PROBLEM DETAILS:
In the entries below, find every line with "Teams" and copy it.

SUPPLIED RECORDS:
────────

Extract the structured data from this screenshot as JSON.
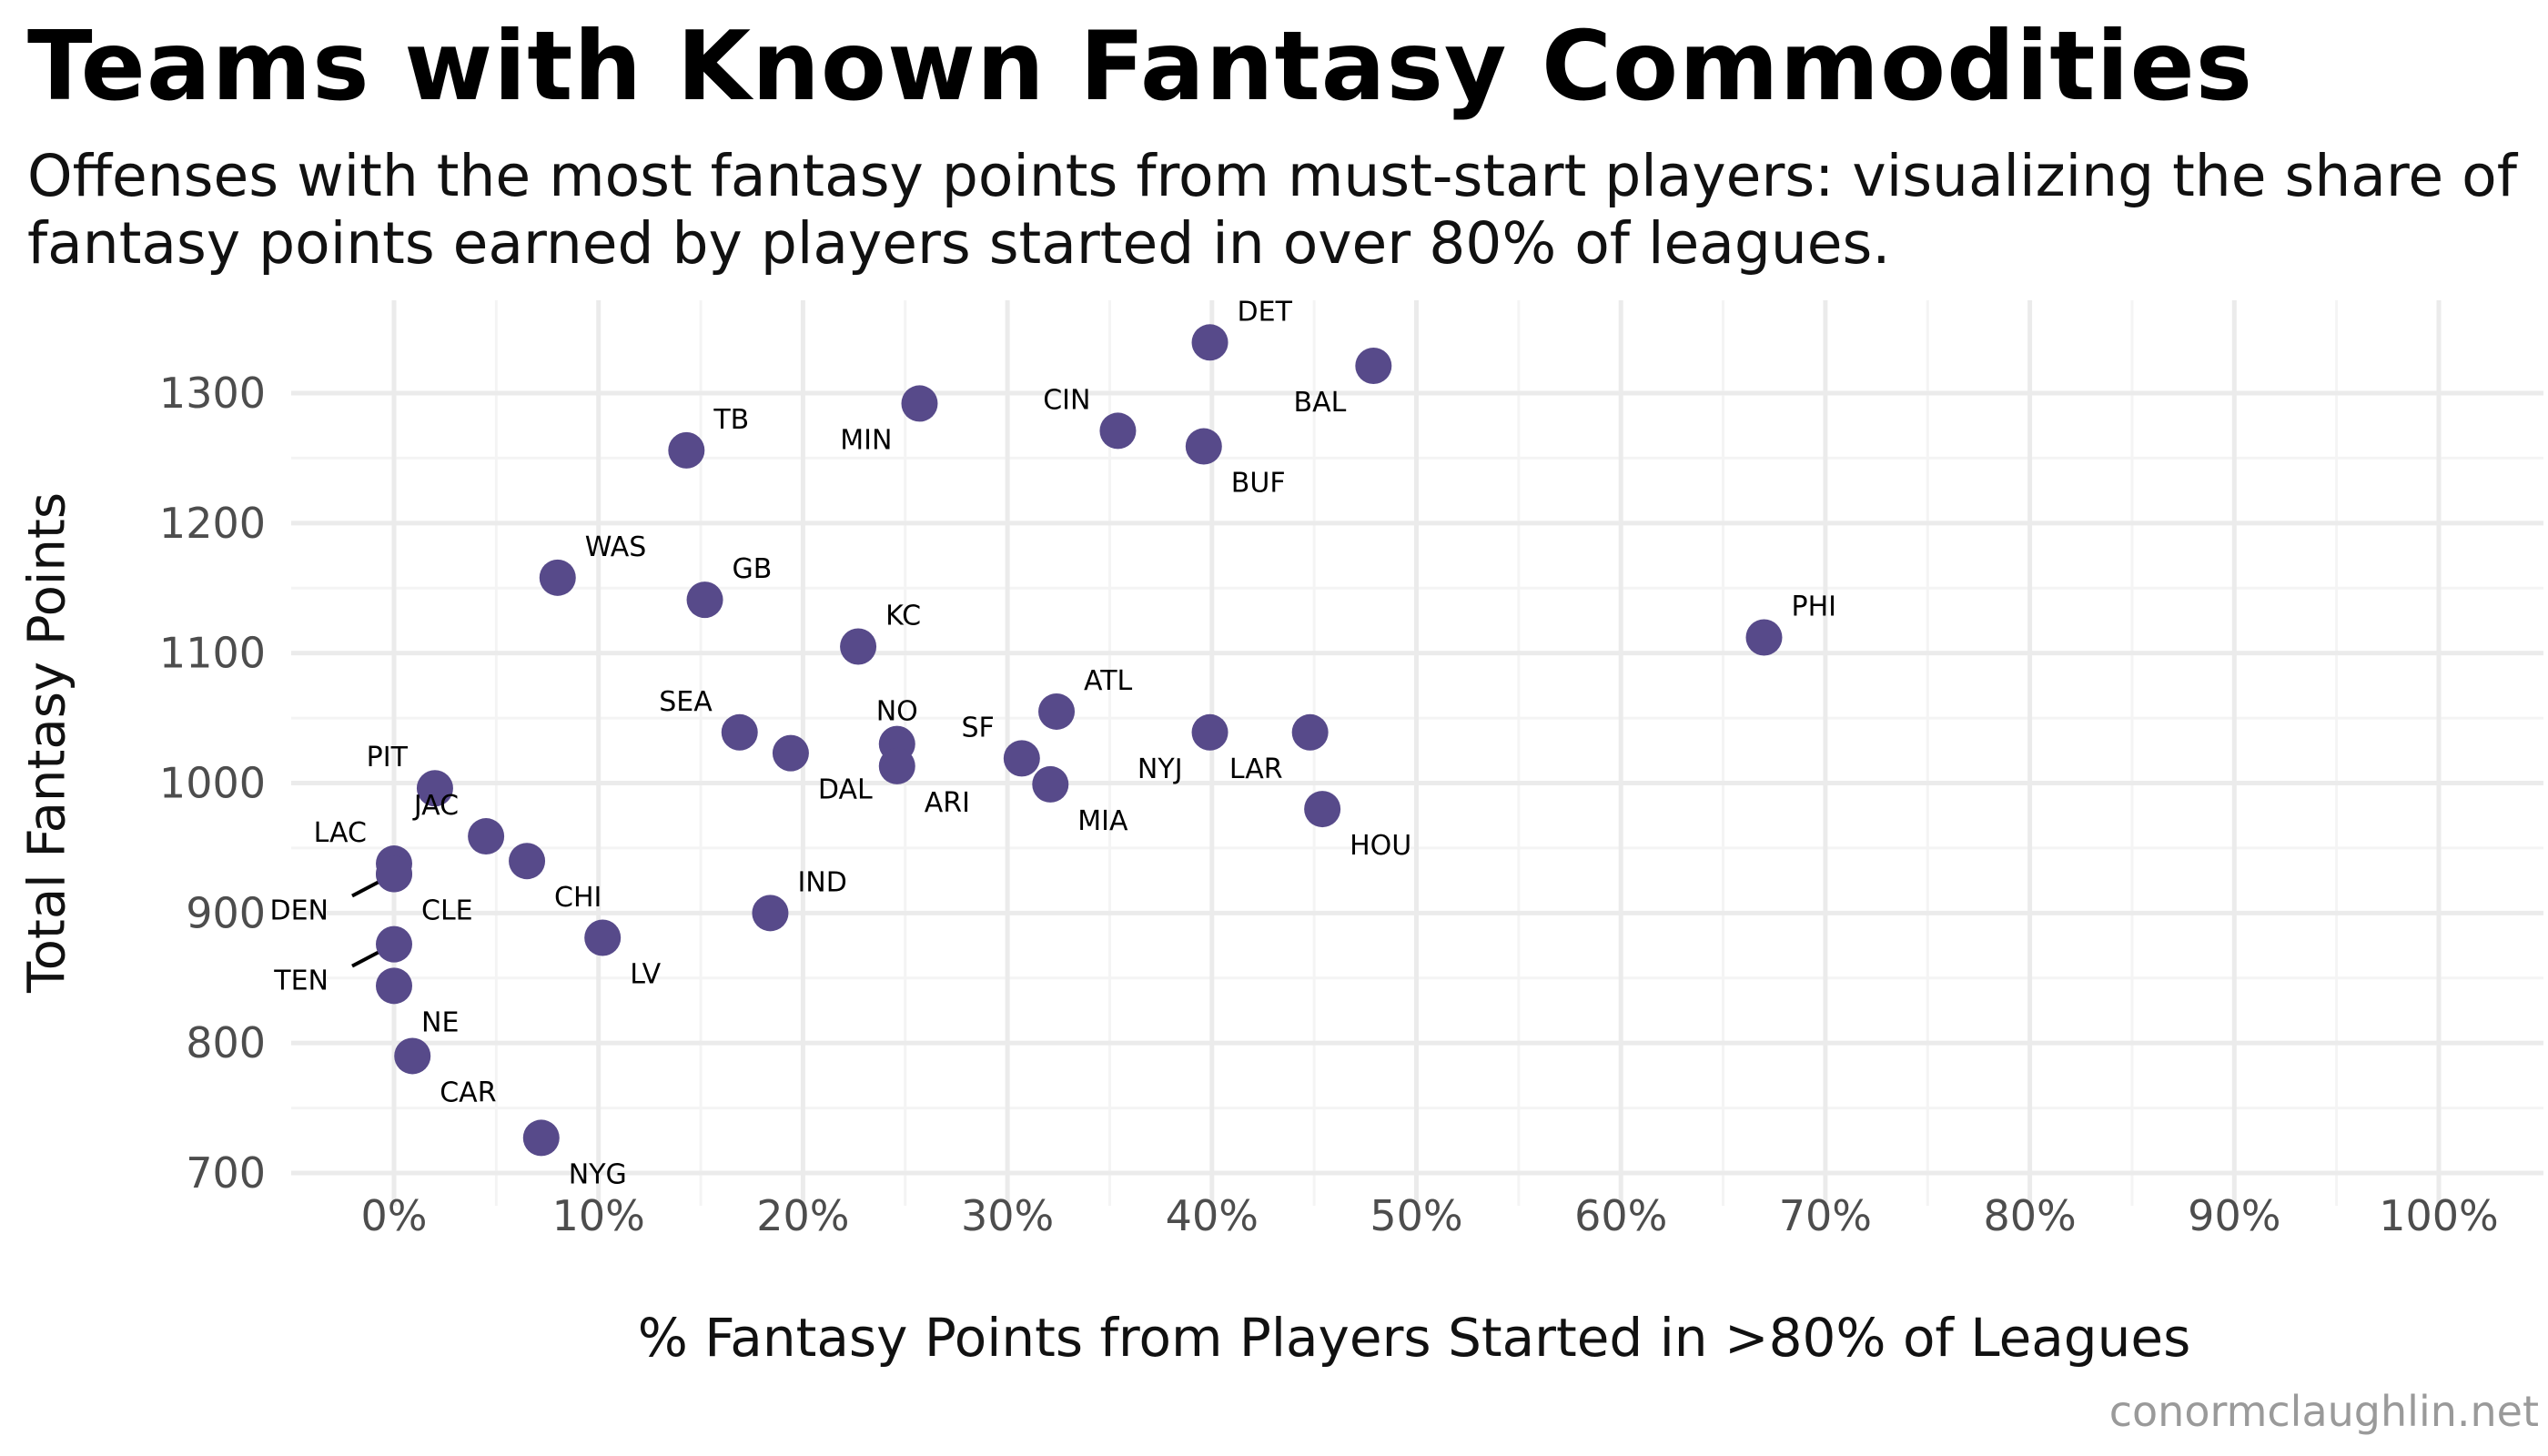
{
  "title": "Teams with Known Fantasy Commodities",
  "subtitle": "Offenses with the most fantasy points from must-start players: visualizing the share of fantasy points earned by players started in over 80% of leagues.",
  "credit": "conormclaughlin.net",
  "colors": {
    "point": "#574a8a",
    "grid_major": "#ebebeb",
    "grid_minor": "#f4f4f4",
    "tick_text": "#4d4d4d",
    "label_text": "#000000"
  },
  "chart_data": {
    "type": "scatter",
    "title": "Teams with Known Fantasy Commodities",
    "subtitle": "Offenses with the most fantasy points from must-start players: visualizing the share of fantasy points earned by players started in over 80% of leagues.",
    "xlabel": "% Fantasy Points from Players Started in >80% of Leagues",
    "ylabel": "Total Fantasy Points",
    "xlim": [
      -0.05,
      1.05
    ],
    "ylim": [
      690,
      1360
    ],
    "xticks": [
      0,
      0.1,
      0.2,
      0.3,
      0.4,
      0.5,
      0.6,
      0.7,
      0.8,
      0.9,
      1.0
    ],
    "xtick_labels": [
      "0%",
      "10%",
      "20%",
      "30%",
      "40%",
      "50%",
      "60%",
      "70%",
      "80%",
      "90%",
      "100%"
    ],
    "yticks": [
      700,
      800,
      900,
      1000,
      1100,
      1200,
      1300
    ],
    "ytick_labels": [
      "700",
      "800",
      "900",
      "1000",
      "1100",
      "1200",
      "1300"
    ],
    "grid": true,
    "legend": "none",
    "points": [
      {
        "team": "DET",
        "x": 0.399,
        "y": 1339,
        "label_pos": "right-up"
      },
      {
        "team": "BAL",
        "x": 0.479,
        "y": 1321,
        "label_pos": "left-down"
      },
      {
        "team": "MIN",
        "x": 0.257,
        "y": 1292,
        "label_pos": "left-down"
      },
      {
        "team": "CIN",
        "x": 0.354,
        "y": 1271,
        "label_pos": "left-up"
      },
      {
        "team": "BUF",
        "x": 0.396,
        "y": 1259,
        "label_pos": "right-down"
      },
      {
        "team": "TB",
        "x": 0.143,
        "y": 1256,
        "label_pos": "right-up"
      },
      {
        "team": "WAS",
        "x": 0.08,
        "y": 1158,
        "label_pos": "right-up"
      },
      {
        "team": "GB",
        "x": 0.152,
        "y": 1141,
        "label_pos": "right-up"
      },
      {
        "team": "PHI",
        "x": 0.67,
        "y": 1112,
        "label_pos": "right-up"
      },
      {
        "team": "KC",
        "x": 0.227,
        "y": 1105,
        "label_pos": "right-up"
      },
      {
        "team": "ATL",
        "x": 0.324,
        "y": 1055,
        "label_pos": "right-up"
      },
      {
        "team": "SEA",
        "x": 0.169,
        "y": 1039,
        "label_pos": "left-up"
      },
      {
        "team": "NYJ",
        "x": 0.399,
        "y": 1039,
        "label_pos": "left-down"
      },
      {
        "team": "LAR",
        "x": 0.448,
        "y": 1039,
        "label_pos": "left-down"
      },
      {
        "team": "NO",
        "x": 0.246,
        "y": 1030,
        "label_pos": "up"
      },
      {
        "team": "DAL",
        "x": 0.194,
        "y": 1023,
        "label_pos": "right-down"
      },
      {
        "team": "SF",
        "x": 0.307,
        "y": 1019,
        "label_pos": "left-up"
      },
      {
        "team": "ARI",
        "x": 0.246,
        "y": 1013,
        "label_pos": "right-down"
      },
      {
        "team": "MIA",
        "x": 0.321,
        "y": 999,
        "label_pos": "right-down"
      },
      {
        "team": "PIT",
        "x": 0.02,
        "y": 996,
        "label_pos": "left-up"
      },
      {
        "team": "HOU",
        "x": 0.454,
        "y": 980,
        "label_pos": "right-down"
      },
      {
        "team": "JAC",
        "x": 0.045,
        "y": 959,
        "label_pos": "left-up"
      },
      {
        "team": "CHI",
        "x": 0.065,
        "y": 940,
        "label_pos": "right-down"
      },
      {
        "team": "LAC",
        "x": 0.0,
        "y": 938,
        "label_pos": "left-up"
      },
      {
        "team": "DEN",
        "x": 0.0,
        "y": 930,
        "label_pos": "leader-left-down"
      },
      {
        "team": "CLE",
        "x": 0.0,
        "y": 930,
        "label_pos": "right-down"
      },
      {
        "team": "IND",
        "x": 0.184,
        "y": 900,
        "label_pos": "right-up"
      },
      {
        "team": "LV",
        "x": 0.102,
        "y": 881,
        "label_pos": "right-down"
      },
      {
        "team": "TEN",
        "x": 0.0,
        "y": 876,
        "label_pos": "leader-left-down"
      },
      {
        "team": "NE",
        "x": 0.0,
        "y": 844,
        "label_pos": "right-down"
      },
      {
        "team": "CAR",
        "x": 0.009,
        "y": 790,
        "label_pos": "right-down"
      },
      {
        "team": "NYG",
        "x": 0.072,
        "y": 727,
        "label_pos": "right-down"
      }
    ]
  }
}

────────

TASK RESPONSE:
  "title": "Teams with Known Fantasy Commodities",
    "title": "Teams with Known Fantasy Commodities",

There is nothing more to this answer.